▸ **DOCUMENT EXCERPT**

Doe v. American National Red Cross

500 N.W.2d 264, 176 Wis. 2d 610
CourtWisconsin Supreme Court
DecidedJune 3, 1993
Docket92-2633-CQ
StatusPublished
Cited by29 cases

This text of 500 N.W.2d 264 (Doe v. American National Red Cross) is published on Counsel Stack Legal Research, covering Wisconsin Supreme Court primary law. Counsel Stack provides free access to over 12 million legal documents including statutes, case law, regulations, and constitutions.

Bluebook
Doe v. American National Red Cross, 500 N.W.2d 264, 176 Wis. 2d 610 (Wis. 1993).

Opinion

JON P. WILCOX, J.

This is a certification of a question of law from the United States Court of Appeals for the Seventh Circuit, pursuant to sec. 821.01, Stats. The question certified for our determination is:

Whether a blood bank, sued in negligence for failing properly to screen donors and test blood or blood products, is "a person who is a health care provider" within the meaning of the Wisconsin medical malpractice statute of limitations, Wis. Stat. Ann. sec. 893.55?

*613 We conclude that a blood bank is not a health care provider within the meaning of the Wisconsin medical malpractice statute of limitations, sec. 893.55, Stats.; 2 therefore, sec. 893.55 does not apply to claims against blood banks for failing to properly screen donors and test blood or blood products. The applicable statute in these cases is the personal injury statute of limitations, sec. 893.54, Stats. 3

On December 26,1983, John Doe was hospitalized at St. Joseph's Hospital in Arcadia, Wisconsin, with gastrointestinal bleeding. On two separate occasions during his hospitalization John Doe received transfusions of two units of packed blood cells. One of the units that he received on December 28,1983, was identified as unit number 17M30013 which had been collected by the St. Paul, Minnesota Chapter of the American National Red Cross on December 8,1983.

On August 11,1988, the Red Cross was notified by the Minnesota Department of Health that the donor of unit 17M30013 had tested positive for the Human Immunodeficiency Virus (HIV). On November 2,1988, *614 the Medical Director of the Red Cross wrote to St. Joseph's Hospital notifying the hospital that the infected blood had made its way to the hospital in December, 1983. St. Joseph's Hospital informed the Red Cross that John Doe was a recipient of the infected blood. John Doe was contacted by St. Joseph's Hospital on December 15, 1988, and informed that he had received contaminated blood. He was advised that he should obtain a blood test. John Doe's blood was tested on December 16, 1988, and he was informed that he tested positive for the HIV antibody.

On October 18, 1991, John and Jane Doe filed an action against the Red Cross in the United States District Court for the Western District of Wisconsin alleging that the Red Cross was negligent in screening blood donors and testing blood to be used in transfusions. The parties filed cross-motions for summary judgment. The Red Cross raised a statute of limitations defense. On June 18, 1992, the district court granted the Red Cross' motion, ruling that the action was time-barred by the medical malpractice statute of limitations, sec. 893.55, Stats., which governs actions against health care providers. Doe v. American National Red Cross, 796 F. Supp. 395 (W.D. Wis. 1992). The district court rejected the Doe's argument that the governing statute was the personal injury statute of limitations, sec. 893.54, Stats. The district court concluded that the Red Cross is a "health care provider," therefore, the case was governed by the medical malpractice statute of limitations, sec. 893.55. Id., 796 F. Supp. at 396. The district court reasoned that the Red Cross' "activities are an integral part of the health care process, including the screening and testing of donor blood .... [Red Cross'] services are vital in helping insure the health of *615 the ultimate recipient of the transfusion." Id., 796 F. Supp. at 402.

▸ **GIVEN ENTRIES**
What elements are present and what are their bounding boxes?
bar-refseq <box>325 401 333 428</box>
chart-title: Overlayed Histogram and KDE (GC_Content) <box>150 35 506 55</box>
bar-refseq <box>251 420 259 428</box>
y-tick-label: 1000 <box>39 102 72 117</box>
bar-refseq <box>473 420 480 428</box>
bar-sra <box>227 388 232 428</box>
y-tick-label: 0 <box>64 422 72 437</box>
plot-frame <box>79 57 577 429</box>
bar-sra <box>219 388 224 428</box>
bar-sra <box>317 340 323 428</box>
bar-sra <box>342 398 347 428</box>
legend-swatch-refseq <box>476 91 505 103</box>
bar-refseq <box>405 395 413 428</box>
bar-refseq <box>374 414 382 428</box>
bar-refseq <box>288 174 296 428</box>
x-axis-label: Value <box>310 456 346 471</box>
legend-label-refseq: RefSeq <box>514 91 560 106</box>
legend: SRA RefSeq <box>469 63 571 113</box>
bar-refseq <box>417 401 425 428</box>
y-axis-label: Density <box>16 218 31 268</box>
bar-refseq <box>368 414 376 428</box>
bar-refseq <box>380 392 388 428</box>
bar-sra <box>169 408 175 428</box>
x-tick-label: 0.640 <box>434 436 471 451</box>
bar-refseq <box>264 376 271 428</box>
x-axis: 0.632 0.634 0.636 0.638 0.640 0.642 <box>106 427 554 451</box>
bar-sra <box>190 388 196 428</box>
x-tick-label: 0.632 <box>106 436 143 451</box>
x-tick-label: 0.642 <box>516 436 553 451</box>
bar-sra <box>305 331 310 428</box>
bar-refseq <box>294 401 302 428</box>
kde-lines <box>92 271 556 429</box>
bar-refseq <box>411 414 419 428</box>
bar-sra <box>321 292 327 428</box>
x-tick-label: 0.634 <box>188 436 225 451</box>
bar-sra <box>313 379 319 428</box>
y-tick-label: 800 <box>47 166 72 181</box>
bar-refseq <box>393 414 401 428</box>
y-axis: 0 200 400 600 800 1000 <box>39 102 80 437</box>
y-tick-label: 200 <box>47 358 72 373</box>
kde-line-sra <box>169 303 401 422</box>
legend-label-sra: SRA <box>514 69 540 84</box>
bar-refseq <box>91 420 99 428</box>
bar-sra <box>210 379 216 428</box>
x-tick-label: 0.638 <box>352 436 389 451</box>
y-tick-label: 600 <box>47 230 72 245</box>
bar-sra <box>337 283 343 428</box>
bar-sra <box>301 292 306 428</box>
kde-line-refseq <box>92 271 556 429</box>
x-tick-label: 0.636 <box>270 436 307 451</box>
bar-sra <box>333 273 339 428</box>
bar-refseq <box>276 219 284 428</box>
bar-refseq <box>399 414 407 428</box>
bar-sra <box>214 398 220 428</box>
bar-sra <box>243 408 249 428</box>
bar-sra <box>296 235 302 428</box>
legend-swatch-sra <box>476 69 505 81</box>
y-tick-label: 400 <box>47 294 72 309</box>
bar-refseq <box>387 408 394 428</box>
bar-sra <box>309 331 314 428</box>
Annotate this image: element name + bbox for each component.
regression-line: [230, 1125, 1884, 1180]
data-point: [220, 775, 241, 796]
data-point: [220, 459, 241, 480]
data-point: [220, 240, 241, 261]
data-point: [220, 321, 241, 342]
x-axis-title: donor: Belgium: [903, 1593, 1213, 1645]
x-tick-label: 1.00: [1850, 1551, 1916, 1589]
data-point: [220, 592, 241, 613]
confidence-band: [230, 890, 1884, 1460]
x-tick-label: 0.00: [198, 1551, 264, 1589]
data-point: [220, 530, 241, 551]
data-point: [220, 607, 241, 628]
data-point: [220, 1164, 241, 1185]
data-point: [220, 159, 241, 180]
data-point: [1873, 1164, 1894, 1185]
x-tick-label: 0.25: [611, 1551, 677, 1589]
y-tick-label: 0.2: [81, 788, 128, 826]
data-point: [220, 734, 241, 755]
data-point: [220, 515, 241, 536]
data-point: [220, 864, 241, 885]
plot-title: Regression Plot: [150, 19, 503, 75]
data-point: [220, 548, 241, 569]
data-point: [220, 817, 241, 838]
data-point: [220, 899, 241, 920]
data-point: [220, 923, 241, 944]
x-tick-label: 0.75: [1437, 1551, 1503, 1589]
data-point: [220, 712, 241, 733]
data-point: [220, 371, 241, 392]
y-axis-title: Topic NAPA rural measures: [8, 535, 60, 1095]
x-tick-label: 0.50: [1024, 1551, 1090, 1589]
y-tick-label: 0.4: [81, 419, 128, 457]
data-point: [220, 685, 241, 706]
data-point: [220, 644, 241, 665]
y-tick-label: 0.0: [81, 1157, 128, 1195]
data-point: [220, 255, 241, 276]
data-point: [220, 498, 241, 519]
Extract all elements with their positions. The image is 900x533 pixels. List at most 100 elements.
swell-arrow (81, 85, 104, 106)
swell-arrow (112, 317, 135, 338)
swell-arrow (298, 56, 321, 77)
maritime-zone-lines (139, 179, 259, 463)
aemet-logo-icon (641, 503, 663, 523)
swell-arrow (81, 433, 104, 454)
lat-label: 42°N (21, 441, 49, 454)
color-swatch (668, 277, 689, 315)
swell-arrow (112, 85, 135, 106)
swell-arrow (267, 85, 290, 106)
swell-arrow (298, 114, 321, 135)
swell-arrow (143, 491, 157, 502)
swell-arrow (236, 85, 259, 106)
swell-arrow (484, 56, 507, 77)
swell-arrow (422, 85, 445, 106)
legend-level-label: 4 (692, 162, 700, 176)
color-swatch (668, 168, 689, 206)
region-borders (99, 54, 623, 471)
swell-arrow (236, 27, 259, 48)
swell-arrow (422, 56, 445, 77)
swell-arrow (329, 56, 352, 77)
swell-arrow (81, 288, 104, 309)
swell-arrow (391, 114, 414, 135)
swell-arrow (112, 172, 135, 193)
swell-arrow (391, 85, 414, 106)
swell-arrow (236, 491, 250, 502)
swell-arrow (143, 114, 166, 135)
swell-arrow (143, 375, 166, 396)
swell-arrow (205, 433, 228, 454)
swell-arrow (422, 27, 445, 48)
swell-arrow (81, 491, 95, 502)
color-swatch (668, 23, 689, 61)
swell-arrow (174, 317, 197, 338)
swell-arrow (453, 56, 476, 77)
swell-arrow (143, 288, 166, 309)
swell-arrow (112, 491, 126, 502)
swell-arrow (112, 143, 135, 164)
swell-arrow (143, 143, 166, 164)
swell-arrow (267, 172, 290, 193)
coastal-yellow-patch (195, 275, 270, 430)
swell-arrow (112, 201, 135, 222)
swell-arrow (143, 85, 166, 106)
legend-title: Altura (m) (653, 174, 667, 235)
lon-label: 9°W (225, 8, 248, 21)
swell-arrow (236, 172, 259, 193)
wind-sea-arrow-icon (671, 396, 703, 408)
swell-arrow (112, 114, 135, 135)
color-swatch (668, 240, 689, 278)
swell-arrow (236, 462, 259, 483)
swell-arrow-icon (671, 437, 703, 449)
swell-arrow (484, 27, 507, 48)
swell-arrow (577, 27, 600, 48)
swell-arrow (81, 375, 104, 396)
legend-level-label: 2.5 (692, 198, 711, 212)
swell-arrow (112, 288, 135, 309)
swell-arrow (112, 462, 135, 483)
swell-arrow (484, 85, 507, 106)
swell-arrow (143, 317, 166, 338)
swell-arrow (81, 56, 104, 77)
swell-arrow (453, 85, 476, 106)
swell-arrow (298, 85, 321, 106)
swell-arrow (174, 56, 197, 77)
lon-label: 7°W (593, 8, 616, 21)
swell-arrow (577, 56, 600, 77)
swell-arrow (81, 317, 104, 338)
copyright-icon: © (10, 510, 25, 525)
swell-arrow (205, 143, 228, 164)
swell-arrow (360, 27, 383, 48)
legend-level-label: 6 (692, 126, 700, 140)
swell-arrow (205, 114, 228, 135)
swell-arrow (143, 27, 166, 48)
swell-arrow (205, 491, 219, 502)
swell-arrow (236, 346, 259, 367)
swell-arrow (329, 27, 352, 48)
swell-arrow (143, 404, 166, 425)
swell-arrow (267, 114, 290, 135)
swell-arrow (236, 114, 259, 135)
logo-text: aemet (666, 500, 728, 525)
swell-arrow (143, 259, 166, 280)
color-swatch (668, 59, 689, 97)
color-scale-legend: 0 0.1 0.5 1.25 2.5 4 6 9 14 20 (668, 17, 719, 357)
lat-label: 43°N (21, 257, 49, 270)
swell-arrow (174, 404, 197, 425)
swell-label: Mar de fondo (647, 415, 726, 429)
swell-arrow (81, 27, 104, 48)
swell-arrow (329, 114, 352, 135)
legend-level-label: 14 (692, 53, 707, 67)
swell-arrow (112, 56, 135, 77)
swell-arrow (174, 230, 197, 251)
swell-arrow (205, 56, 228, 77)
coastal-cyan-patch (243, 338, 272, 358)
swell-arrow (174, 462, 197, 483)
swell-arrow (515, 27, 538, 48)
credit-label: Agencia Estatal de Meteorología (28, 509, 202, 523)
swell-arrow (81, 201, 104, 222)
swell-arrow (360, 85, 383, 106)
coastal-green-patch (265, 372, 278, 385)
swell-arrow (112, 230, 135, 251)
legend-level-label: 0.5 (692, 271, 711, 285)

▸ **REQUIRED ACTION 1**
According to the opinion, on what date was John Doe's blood tested?
▸ **REQUIRED ACTION 2**
Quote the stretch of the opinion from "On December 26,1983, John" through "on December 8,1983.", word for word.
The entries play no part in this.

▸ **TASK RESPONSE 1**
December 16, 1988.

▸ **TASK RESPONSE 2**
On December 26,1983, John Doe was hospitalized at St. Joseph's Hospital in Arcadia, Wisconsin, with gastrointestinal bleeding. On two separate occasions during his hospitalization John Doe received transfusions of two units of packed blood cells. One of the units that he received on December 28,1983, was identified as unit number 17M30013 which had been collected by the St. Paul, Minnesota Chapter of the American National Red Cross on December 8,1983.